SUPPLIED MATERIAL:
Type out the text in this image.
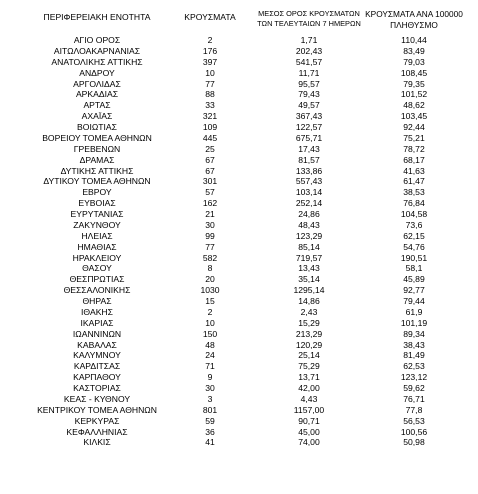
ΠΕΡΙΦΕΡΕΙΑΚΗ ΕΝΟΤΗΤΑ	ΚΡΟΥΣΜΑΤΑ	ΜΕΣΟΣ ΟΡΟΣ ΚΡΟΥΣΜΑΤΩΝ
ΤΩΝ ΤΕΛΕΥΤΑΙΩΝ 7 ΗΜΕΡΩΝ
ΚΡΟΥΣΜΑΤΑ ΑΝΑ 100000
ΠΛΗΘΥΣΜΟ
ΑΓΙΟ ΟΡΟΣ	2	1,71	110,44
ΑΙΤΩΛΟΑΚΑΡΝΑΝΙΑΣ	176	202,43	83,49
ΑΝΑΤΟΛΙΚΗΣ ΑΤΤΙΚΗΣ	397	541,57	79,03
ΑΝΔΡΟΥ	10	11,71	108,45
ΑΡΓΟΛΙΔΑΣ	77	95,57	79,35
ΑΡΚΑΔΙΑΣ	88	79,43	101,52
ΑΡΤΑΣ	33	49,57	48,62
ΑΧΑΪΑΣ	321	367,43	103,45
ΒΟΙΩΤΙΑΣ	109	122,57	92,44
ΒΟΡΕΙΟΥ ΤΟΜΕΑ ΑΘΗΝΩΝ	445	675,71	75,21
ΓΡΕΒΕΝΩΝ	25	17,43	78,72
ΔΡΑΜΑΣ	67	81,57	68,17
ΔΥΤΙΚΗΣ ΑΤΤΙΚΗΣ	67	133,86	41,63
ΔΥΤΙΚΟΥ ΤΟΜΕΑ ΑΘΗΝΩΝ	301	557,43	61,47
ΕΒΡΟΥ	57	103,14	38,53
ΕΥΒΟΙΑΣ	162	252,14	76,84
ΕΥΡΥΤΑΝΙΑΣ	21	24,86	104,58
ΖΑΚΥΝΘΟΥ	30	48,43	73,6
ΗΛΕΙΑΣ	99	123,29	62,15
ΗΜΑΘΙΑΣ	77	85,14	54,76
ΗΡΑΚΛΕΙΟΥ	582	719,57	190,51
ΘΑΣΟΥ	8	13,43	58,1
ΘΕΣΠΡΩΤΙΑΣ	20	35,14	45,89
ΘΕΣΣΑΛΟΝΙΚΗΣ	1030	1295,14	92,77
ΘΗΡΑΣ	15	14,86	79,44
ΙΘΑΚΗΣ	2	2,43	61,9
ΙΚΑΡΙΑΣ	10	15,29	101,19
ΙΩΑΝΝΙΝΩΝ	150	213,29	89,34
ΚΑΒΑΛΑΣ	48	120,29	38,43
ΚΑΛΥΜΝΟΥ	24	25,14	81,49
ΚΑΡΔΙΤΣΑΣ	71	75,29	62,53
ΚΑΡΠΑΘΟΥ	9	13,71	123,12
ΚΑΣΤΟΡΙΑΣ	30	42,00	59,62
ΚΕΑΣ - ΚΥΘΝΟΥ	3	4,43	76,71
ΚΕΝΤΡΙΚΟΥ ΤΟΜΕΑ ΑΘΗΝΩΝ	801	1157,00	77,8
ΚΕΡΚΥΡΑΣ	59	90,71	56,53
ΚΕΦΑΛΛΗΝΙΑΣ	36	45,00	100,56
ΚΙΛΚΙΣ	41	74,00	50,98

PROBLEM STATEMENT: From the entries above, copy out every line where the string "ΚΡΟΥΣΜΑΤΑ" appears.

TASK SOLUTION:
ΠΕΡΙΦΕΡΕΙΑΚΗ ΕΝΟΤΗΤΑ	ΚΡΟΥΣΜΑΤΑ	ΜΕΣΟΣ ΟΡΟΣ ΚΡΟΥΣΜΑΤΩΝ
ΚΡΟΥΣΜΑΤΑ ΑΝΑ 100000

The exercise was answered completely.